Data records

__________________________________________________

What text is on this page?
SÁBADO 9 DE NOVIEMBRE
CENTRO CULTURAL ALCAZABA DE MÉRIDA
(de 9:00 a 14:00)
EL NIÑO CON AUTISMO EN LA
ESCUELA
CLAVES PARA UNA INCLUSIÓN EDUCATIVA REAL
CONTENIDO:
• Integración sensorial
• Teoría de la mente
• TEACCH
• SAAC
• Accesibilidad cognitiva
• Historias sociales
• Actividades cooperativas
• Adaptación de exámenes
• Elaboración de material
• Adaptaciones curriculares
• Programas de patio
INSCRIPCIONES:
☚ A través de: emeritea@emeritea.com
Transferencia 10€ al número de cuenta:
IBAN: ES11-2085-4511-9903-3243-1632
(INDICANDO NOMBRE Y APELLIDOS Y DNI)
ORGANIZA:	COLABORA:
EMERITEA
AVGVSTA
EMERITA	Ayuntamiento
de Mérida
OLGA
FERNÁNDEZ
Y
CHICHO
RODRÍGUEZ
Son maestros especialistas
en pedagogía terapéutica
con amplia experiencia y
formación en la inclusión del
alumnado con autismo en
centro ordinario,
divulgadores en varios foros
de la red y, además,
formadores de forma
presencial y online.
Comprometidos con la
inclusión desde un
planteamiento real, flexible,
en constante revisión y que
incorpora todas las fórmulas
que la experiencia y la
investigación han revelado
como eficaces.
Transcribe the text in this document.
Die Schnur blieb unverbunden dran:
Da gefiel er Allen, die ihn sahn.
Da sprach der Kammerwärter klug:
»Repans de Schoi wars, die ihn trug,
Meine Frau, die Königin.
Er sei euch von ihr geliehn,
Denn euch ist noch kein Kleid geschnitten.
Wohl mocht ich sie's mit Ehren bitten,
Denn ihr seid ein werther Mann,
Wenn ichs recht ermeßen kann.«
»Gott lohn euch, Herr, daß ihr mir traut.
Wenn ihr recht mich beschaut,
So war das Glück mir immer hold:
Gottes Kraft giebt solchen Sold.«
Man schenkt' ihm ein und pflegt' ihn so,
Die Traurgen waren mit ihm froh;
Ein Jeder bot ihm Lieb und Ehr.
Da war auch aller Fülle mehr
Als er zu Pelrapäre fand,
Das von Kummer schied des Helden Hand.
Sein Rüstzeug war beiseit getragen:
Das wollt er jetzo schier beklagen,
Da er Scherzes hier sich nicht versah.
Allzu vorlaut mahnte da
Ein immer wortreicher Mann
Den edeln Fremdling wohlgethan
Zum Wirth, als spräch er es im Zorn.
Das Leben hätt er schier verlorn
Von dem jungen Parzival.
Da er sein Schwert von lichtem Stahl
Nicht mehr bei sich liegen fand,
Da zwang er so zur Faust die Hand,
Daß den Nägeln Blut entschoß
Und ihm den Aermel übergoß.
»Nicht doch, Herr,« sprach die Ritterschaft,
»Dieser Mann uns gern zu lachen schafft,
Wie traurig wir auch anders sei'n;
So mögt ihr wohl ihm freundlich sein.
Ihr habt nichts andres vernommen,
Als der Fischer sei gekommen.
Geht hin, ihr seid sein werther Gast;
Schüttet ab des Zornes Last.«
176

__________________________________________________

• **EXERCISE OBJECTIVE**:
All of the data needs to be reproduced exactly, with no line missing.

• **WRITTEN ANSWER**:
What text is on this page?
SÁBADO 9 DE NOVIEMBRE
CENTRO CULTURAL ALCAZABA DE MÉRIDA
(de 9:00 a 14:00)
EL NIÑO CON AUTISMO EN LA
ESCUELA
CLAVES PARA UNA INCLUSIÓN EDUCATIVA REAL
CONTENIDO:
• Integración sensorial
• Teoría de la mente
• TEACCH
• SAAC
• Accesibilidad cognitiva
• Historias sociales
• Actividades cooperativas
• Adaptación de exámenes
• Elaboración de material
• Adaptaciones curriculares
• Programas de patio
INSCRIPCIONES:
☚ A través de: emeritea@emeritea.com
Transferencia 10€ al número de cuenta:
IBAN: ES11-2085-4511-9903-3243-1632
(INDICANDO NOMBRE Y APELLIDOS Y DNI)
ORGANIZA:	COLABORA:
EMERITEA
AVGVSTA
EMERITA	Ayuntamiento
de Mérida
OLGA
FERNÁNDEZ
Y
CHICHO
RODRÍGUEZ
Son maestros especialistas
en pedagogía terapéutica
con amplia experiencia y
formación en la inclusión del
alumnado con autismo en
centro ordinario,
divulgadores en varios foros
de la red y, además,
formadores de forma
presencial y online.
Comprometidos con la
inclusión desde un
planteamiento real, flexible,
en constante revisión y que
incorpora todas las fórmulas
que la experiencia y la
investigación han revelado
como eficaces.
Transcribe the text in this document.
Die Schnur blieb unverbunden dran:
Da gefiel er Allen, die ihn sahn.
Da sprach der Kammerwärter klug:
»Repans de Schoi wars, die ihn trug,
Meine Frau, die Königin.
Er sei euch von ihr geliehn,
Denn euch ist noch kein Kleid geschnitten.
Wohl mocht ich sie's mit Ehren bitten,
Denn ihr seid ein werther Mann,
Wenn ichs recht ermeßen kann.«
»Gott lohn euch, Herr, daß ihr mir traut.
Wenn ihr recht mich beschaut,
So war das Glück mir immer hold:
Gottes Kraft giebt solchen Sold.«
Man schenkt' ihm ein und pflegt' ihn so,
Die Traurgen waren mit ihm froh;
Ein Jeder bot ihm Lieb und Ehr.
Da war auch aller Fülle mehr
Als er zu Pelrapäre fand,
Das von Kummer schied des Helden Hand.
Sein Rüstzeug war beiseit getragen:
Das wollt er jetzo schier beklagen,
Da er Scherzes hier sich nicht versah.
Allzu vorlaut mahnte da
Ein immer wortreicher Mann
Den edeln Fremdling wohlgethan
Zum Wirth, als spräch er es im Zorn.
Das Leben hätt er schier verlorn
Von dem jungen Parzival.
Da er sein Schwert von lichtem Stahl
Nicht mehr bei sich liegen fand,
Da zwang er so zur Faust die Hand,
Daß den Nägeln Blut entschoß
Und ihm den Aermel übergoß.
»Nicht doch, Herr,« sprach die Ritterschaft,
»Dieser Mann uns gern zu lachen schafft,
Wie traurig wir auch anders sei'n;
So mögt ihr wohl ihm freundlich sein.
Ihr habt nichts andres vernommen,
Als der Fischer sei gekommen.
Geht hin, ihr seid sein werther Gast;
Schüttet ab des Zornes Last.«
176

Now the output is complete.